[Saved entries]
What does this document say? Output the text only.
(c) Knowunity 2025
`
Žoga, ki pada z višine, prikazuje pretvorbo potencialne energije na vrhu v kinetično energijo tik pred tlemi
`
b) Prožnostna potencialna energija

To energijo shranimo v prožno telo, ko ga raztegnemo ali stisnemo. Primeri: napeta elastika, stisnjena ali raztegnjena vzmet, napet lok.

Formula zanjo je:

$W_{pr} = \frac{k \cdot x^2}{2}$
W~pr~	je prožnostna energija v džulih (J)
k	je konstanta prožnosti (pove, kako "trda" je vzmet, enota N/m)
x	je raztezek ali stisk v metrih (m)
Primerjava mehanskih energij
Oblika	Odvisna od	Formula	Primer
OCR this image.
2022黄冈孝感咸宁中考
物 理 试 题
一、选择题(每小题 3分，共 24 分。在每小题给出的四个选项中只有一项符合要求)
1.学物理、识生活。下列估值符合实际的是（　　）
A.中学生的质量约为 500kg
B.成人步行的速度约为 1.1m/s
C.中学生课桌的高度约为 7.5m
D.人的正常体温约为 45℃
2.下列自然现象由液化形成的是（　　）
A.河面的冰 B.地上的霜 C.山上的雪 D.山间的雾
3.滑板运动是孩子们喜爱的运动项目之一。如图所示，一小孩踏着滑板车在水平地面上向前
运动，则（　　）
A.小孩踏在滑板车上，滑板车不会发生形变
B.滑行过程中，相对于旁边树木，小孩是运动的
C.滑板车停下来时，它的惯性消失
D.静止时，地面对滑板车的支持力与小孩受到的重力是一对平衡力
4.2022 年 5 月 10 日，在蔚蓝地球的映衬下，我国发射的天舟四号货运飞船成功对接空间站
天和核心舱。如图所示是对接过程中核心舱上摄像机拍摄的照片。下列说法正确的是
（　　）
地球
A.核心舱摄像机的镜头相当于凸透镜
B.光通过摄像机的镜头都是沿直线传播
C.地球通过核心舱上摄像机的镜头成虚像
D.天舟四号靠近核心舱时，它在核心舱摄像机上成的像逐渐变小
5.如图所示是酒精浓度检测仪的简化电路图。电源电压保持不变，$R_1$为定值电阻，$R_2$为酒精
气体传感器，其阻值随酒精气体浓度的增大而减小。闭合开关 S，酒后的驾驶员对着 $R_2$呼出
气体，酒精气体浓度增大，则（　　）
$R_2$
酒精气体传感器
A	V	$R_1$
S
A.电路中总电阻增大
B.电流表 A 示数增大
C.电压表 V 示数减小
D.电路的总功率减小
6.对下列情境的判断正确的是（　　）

» **Work instructions**:
Recite the full listing above exactly.

» **Answer for this exercise**:
What does this document say? Output the text only.
(c) Knowunity 2025
`
Žoga, ki pada z višine, prikazuje pretvorbo potencialne energije na vrhu v kinetično energijo tik pred tlemi
`
b) Prožnostna potencialna energija

To energijo shranimo v prožno telo, ko ga raztegnemo ali stisnemo. Primeri: napeta elastika, stisnjena ali raztegnjena vzmet, napet lok.

Formula zanjo je:

$W_{pr} = \frac{k \cdot x^2}{2}$
W~pr~	je prožnostna energija v džulih (J)
k	je konstanta prožnosti (pove, kako "trda" je vzmet, enota N/m)
x	je raztezek ali stisk v metrih (m)
Primerjava mehanskih energij
Oblika	Odvisna od	Formula	Primer
OCR this image.
2022黄冈孝感咸宁中考
物 理 试 题
一、选择题(每小题 3分，共 24 分。在每小题给出的四个选项中只有一项符合要求)
1.学物理、识生活。下列估值符合实际的是（　　）
A.中学生的质量约为 500kg
B.成人步行的速度约为 1.1m/s
C.中学生课桌的高度约为 7.5m
D.人的正常体温约为 45℃
2.下列自然现象由液化形成的是（　　）
A.河面的冰 B.地上的霜 C.山上的雪 D.山间的雾
3.滑板运动是孩子们喜爱的运动项目之一。如图所示，一小孩踏着滑板车在水平地面上向前
运动，则（　　）
A.小孩踏在滑板车上，滑板车不会发生形变
B.滑行过程中，相对于旁边树木，小孩是运动的
C.滑板车停下来时，它的惯性消失
D.静止时，地面对滑板车的支持力与小孩受到的重力是一对平衡力
4.2022 年 5 月 10 日，在蔚蓝地球的映衬下，我国发射的天舟四号货运飞船成功对接空间站
天和核心舱。如图所示是对接过程中核心舱上摄像机拍摄的照片。下列说法正确的是
（　　）
地球
A.核心舱摄像机的镜头相当于凸透镜
B.光通过摄像机的镜头都是沿直线传播
C.地球通过核心舱上摄像机的镜头成虚像
D.天舟四号靠近核心舱时，它在核心舱摄像机上成的像逐渐变小
5.如图所示是酒精浓度检测仪的简化电路图。电源电压保持不变，$R_1$为定值电阻，$R_2$为酒精
气体传感器，其阻值随酒精气体浓度的增大而减小。闭合开关 S，酒后的驾驶员对着 $R_2$呼出
气体，酒精气体浓度增大，则（　　）
$R_2$
酒精气体传感器
A	V	$R_1$
S
A.电路中总电阻增大
B.电流表 A 示数增大
C.电压表 V 示数减小
D.电路的总功率减小
6.对下列情境的判断正确的是（　　）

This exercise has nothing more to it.